CHALLENGE >> In the data below, find each line containing the string "Mitteltöne" and return it.
═════ INPUT ═════
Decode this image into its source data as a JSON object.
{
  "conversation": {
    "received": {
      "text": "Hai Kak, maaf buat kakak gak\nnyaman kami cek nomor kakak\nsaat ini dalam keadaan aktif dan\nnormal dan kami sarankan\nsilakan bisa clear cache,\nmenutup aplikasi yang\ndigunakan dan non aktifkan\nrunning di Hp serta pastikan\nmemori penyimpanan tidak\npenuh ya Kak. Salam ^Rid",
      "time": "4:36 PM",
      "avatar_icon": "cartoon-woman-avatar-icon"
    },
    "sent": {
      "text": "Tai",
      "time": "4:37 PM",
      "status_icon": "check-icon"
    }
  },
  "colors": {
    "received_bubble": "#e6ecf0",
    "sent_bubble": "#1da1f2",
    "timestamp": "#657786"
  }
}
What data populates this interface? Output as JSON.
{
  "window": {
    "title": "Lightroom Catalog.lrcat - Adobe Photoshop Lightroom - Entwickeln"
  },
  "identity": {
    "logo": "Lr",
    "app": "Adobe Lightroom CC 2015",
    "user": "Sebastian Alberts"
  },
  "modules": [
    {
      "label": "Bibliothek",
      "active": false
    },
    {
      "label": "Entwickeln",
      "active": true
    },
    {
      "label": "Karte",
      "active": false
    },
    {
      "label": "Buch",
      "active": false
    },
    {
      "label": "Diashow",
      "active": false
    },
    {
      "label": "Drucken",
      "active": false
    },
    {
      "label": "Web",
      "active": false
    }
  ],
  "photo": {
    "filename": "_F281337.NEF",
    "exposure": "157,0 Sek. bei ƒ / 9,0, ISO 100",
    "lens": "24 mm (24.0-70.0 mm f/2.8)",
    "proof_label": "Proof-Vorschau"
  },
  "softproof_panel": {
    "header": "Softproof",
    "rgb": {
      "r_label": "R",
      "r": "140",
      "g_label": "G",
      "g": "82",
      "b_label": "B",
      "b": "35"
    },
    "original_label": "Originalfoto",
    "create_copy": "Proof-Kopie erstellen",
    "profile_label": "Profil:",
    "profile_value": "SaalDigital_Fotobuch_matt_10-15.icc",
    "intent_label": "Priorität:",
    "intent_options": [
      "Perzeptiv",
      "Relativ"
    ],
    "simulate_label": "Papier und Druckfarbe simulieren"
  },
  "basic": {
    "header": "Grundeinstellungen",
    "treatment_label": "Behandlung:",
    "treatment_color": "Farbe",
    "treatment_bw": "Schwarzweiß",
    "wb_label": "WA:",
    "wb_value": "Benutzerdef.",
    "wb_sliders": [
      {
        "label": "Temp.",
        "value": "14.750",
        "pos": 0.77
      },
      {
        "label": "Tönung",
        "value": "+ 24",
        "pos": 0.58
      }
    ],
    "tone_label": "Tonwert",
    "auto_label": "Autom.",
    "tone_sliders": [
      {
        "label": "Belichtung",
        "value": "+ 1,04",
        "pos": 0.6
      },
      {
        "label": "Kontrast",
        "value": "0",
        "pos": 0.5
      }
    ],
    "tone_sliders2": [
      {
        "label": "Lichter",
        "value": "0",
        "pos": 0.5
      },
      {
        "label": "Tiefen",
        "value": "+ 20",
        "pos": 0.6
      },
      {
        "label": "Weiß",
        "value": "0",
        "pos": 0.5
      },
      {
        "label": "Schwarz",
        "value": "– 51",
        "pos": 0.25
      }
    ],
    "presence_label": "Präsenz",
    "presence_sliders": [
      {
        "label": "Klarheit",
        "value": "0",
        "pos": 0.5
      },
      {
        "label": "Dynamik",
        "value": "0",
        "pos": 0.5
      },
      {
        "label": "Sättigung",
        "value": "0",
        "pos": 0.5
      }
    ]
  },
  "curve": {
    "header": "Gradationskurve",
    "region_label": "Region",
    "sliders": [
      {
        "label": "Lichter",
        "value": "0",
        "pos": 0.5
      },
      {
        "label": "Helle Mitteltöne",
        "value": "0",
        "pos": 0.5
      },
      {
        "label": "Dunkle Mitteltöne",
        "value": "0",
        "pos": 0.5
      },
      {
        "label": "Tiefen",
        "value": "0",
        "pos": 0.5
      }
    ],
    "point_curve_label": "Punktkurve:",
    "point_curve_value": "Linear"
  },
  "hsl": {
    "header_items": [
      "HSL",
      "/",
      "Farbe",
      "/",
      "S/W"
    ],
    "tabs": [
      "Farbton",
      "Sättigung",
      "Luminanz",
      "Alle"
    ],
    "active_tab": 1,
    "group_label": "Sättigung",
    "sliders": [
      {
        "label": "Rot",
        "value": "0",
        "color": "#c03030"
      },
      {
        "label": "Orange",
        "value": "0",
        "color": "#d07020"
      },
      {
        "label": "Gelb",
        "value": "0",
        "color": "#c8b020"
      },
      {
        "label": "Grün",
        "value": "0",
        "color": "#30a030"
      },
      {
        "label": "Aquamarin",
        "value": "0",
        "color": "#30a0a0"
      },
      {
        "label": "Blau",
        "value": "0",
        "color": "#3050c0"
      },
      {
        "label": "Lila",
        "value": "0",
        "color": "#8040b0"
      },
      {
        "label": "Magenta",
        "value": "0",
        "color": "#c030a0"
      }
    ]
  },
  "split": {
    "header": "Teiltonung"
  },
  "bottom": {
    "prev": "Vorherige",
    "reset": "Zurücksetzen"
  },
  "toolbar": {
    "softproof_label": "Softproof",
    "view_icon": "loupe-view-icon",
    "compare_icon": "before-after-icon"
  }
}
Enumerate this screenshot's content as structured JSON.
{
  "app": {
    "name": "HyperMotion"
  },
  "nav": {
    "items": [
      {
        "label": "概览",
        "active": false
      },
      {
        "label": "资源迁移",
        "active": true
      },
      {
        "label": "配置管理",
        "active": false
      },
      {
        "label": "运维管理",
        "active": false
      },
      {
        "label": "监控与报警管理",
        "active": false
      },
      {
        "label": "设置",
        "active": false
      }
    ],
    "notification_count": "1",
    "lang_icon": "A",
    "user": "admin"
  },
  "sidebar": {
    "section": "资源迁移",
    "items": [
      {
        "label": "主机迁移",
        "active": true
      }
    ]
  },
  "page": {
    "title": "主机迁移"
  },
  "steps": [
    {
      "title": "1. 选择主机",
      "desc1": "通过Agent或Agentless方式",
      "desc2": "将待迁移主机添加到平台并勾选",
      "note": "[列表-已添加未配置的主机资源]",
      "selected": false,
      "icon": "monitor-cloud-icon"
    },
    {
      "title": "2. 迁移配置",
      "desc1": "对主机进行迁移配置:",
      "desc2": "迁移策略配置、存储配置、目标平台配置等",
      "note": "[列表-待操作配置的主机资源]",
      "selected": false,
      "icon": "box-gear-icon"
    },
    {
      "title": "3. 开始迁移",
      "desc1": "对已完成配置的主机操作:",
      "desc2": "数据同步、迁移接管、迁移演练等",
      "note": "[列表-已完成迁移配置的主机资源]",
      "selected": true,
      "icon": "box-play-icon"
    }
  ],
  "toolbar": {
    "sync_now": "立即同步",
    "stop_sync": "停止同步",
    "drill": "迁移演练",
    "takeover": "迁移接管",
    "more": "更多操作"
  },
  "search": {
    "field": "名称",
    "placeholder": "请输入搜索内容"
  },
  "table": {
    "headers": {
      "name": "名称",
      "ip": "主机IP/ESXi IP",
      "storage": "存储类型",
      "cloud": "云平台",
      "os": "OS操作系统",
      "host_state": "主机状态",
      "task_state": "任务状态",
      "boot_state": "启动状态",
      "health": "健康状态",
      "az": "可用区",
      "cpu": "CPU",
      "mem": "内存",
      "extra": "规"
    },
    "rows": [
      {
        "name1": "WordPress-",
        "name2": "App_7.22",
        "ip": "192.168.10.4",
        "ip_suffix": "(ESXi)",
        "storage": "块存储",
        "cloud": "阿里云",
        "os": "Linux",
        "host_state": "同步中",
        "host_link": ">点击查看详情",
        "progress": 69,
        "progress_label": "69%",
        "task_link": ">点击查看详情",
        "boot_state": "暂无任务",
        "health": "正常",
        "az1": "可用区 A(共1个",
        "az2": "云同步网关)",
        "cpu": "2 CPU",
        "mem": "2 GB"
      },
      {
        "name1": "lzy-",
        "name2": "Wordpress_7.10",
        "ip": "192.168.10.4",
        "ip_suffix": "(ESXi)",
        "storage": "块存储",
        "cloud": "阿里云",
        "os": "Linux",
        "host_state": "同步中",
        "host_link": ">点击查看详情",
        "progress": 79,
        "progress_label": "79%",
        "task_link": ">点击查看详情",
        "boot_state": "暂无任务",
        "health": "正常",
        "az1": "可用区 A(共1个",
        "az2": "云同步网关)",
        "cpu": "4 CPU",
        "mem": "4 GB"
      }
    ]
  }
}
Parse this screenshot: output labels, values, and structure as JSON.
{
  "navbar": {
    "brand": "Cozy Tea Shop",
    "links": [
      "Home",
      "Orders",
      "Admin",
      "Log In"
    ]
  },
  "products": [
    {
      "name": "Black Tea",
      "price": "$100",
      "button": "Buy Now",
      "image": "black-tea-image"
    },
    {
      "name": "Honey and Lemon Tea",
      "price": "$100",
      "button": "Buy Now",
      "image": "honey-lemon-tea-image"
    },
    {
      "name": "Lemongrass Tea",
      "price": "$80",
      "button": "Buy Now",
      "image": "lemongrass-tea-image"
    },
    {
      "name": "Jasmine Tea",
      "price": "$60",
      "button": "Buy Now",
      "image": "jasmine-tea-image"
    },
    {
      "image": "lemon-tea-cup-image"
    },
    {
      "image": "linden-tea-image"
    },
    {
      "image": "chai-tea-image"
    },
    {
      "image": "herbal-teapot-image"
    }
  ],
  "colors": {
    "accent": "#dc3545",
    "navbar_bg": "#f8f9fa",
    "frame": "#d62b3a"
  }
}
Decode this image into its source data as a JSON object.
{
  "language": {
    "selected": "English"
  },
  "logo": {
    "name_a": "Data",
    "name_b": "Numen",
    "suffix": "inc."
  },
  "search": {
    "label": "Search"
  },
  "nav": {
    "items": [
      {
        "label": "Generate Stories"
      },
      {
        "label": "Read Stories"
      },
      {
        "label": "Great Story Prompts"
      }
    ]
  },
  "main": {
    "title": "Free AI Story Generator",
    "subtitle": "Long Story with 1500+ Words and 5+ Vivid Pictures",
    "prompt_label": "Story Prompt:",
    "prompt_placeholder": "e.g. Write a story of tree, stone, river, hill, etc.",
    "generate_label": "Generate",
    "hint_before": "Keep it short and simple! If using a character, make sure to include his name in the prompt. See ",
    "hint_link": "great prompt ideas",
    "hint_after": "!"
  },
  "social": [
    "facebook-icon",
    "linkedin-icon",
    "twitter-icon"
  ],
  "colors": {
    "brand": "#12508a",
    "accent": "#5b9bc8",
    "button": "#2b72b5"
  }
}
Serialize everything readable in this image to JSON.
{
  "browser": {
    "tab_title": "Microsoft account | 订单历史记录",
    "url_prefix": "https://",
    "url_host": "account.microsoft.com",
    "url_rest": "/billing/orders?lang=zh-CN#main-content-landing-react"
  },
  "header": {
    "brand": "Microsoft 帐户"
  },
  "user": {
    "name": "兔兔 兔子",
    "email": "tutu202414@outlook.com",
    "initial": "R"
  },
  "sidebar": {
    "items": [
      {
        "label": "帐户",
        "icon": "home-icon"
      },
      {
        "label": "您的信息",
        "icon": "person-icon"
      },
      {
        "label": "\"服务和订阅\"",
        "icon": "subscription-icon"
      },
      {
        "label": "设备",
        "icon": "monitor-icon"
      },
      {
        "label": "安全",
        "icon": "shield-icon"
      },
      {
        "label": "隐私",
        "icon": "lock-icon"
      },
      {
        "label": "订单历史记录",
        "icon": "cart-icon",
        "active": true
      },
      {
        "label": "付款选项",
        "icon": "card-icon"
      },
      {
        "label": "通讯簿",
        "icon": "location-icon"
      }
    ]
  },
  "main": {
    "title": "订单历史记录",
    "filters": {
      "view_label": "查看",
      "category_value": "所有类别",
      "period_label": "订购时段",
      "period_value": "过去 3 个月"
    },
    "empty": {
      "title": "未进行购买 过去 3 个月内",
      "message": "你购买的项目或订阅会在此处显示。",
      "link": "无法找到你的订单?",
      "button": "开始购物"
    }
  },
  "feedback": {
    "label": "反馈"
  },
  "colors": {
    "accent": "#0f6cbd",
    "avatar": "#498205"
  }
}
═════
CORRECT RESULT >>
        "label": "Helle Mitteltöne",
        "label": "Dunkle Mitteltöne",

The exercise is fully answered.